▶ Task goal: Sort through the data and copy the lines holding the word "JSON".

── Data shown

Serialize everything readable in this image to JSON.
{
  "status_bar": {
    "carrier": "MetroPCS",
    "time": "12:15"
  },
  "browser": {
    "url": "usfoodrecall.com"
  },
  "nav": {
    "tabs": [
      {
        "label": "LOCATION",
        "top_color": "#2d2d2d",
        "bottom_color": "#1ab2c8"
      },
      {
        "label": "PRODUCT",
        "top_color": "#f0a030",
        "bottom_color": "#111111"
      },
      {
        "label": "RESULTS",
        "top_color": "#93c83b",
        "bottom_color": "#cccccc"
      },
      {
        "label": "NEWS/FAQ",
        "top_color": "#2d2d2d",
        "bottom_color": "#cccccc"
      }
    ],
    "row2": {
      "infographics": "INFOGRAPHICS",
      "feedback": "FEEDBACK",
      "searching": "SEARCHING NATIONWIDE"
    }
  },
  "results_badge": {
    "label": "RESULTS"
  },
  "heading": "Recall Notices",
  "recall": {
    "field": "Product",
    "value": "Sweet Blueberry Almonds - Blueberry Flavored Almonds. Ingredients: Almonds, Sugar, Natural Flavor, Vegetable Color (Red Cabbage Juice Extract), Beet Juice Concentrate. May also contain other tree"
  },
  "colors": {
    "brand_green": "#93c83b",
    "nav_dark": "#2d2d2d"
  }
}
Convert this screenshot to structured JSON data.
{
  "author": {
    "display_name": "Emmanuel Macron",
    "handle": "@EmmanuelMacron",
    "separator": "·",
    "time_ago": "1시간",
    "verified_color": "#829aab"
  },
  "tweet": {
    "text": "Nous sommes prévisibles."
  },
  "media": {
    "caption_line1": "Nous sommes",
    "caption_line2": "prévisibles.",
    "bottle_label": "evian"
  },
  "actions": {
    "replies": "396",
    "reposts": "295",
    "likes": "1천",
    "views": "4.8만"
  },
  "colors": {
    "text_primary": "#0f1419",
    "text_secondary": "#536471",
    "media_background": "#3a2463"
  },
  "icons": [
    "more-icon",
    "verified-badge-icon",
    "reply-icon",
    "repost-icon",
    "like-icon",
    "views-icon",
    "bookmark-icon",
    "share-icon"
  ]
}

────

▶ Solution for this problem:
Serialize everything readable in this image to JSON.
Convert this screenshot to structured JSON data.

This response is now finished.